**Directions for this task**
Starting with the line that holds "Give me a plain-text", copy out each remaining line of the listing below, up to and including the last one, and include nothing else.

**Dataset excerpts**
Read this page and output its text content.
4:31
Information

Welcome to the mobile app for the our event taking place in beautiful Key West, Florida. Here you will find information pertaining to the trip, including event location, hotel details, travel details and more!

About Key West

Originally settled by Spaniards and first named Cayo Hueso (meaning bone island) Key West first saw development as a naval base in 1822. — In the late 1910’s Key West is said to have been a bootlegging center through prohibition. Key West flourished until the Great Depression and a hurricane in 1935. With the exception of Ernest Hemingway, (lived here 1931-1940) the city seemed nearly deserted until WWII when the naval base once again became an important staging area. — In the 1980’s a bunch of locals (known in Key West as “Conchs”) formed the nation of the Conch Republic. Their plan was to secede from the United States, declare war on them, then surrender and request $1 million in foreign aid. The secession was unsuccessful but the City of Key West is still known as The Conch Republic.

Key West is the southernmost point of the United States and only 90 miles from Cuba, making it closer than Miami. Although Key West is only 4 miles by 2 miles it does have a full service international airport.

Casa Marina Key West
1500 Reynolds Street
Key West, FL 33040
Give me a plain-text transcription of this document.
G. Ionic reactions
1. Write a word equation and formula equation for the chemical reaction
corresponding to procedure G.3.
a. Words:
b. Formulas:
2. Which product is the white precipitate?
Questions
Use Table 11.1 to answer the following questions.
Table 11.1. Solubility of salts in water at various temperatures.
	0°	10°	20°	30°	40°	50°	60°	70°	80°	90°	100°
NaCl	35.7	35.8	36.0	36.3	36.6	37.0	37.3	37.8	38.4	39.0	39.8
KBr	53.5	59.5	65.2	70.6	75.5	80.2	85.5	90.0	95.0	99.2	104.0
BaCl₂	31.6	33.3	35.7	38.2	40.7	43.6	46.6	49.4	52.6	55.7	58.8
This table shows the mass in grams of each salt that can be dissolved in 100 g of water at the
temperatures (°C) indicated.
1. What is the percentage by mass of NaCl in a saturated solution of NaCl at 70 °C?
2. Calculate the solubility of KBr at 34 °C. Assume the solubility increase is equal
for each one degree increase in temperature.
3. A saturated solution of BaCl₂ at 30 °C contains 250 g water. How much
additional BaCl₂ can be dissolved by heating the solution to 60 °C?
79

**Complete response**
Give me a plain-text transcription of this document.
G. Ionic reactions
1. Write a word equation and formula equation for the chemical reaction
corresponding to procedure G.3.
a. Words:
b. Formulas:
2. Which product is the white precipitate?
Questions
Use Table 11.1 to answer the following questions.
Table 11.1. Solubility of salts in water at various temperatures.
	0°	10°	20°	30°	40°	50°	60°	70°	80°	90°	100°
NaCl	35.7	35.8	36.0	36.3	36.6	37.0	37.3	37.8	38.4	39.0	39.8
KBr	53.5	59.5	65.2	70.6	75.5	80.2	85.5	90.0	95.0	99.2	104.0
BaCl₂	31.6	33.3	35.7	38.2	40.7	43.6	46.6	49.4	52.6	55.7	58.8
This table shows the mass in grams of each salt that can be dissolved in 100 g of water at the
temperatures (°C) indicated.
1. What is the percentage by mass of NaCl in a saturated solution of NaCl at 70 °C?
2. Calculate the solubility of KBr at 34 °C. Assume the solubility increase is equal
for each one degree increase in temperature.
3. A saturated solution of BaCl₂ at 30 °C contains 250 g water. How much
additional BaCl₂ can be dissolved by heating the solution to 60 °C?
79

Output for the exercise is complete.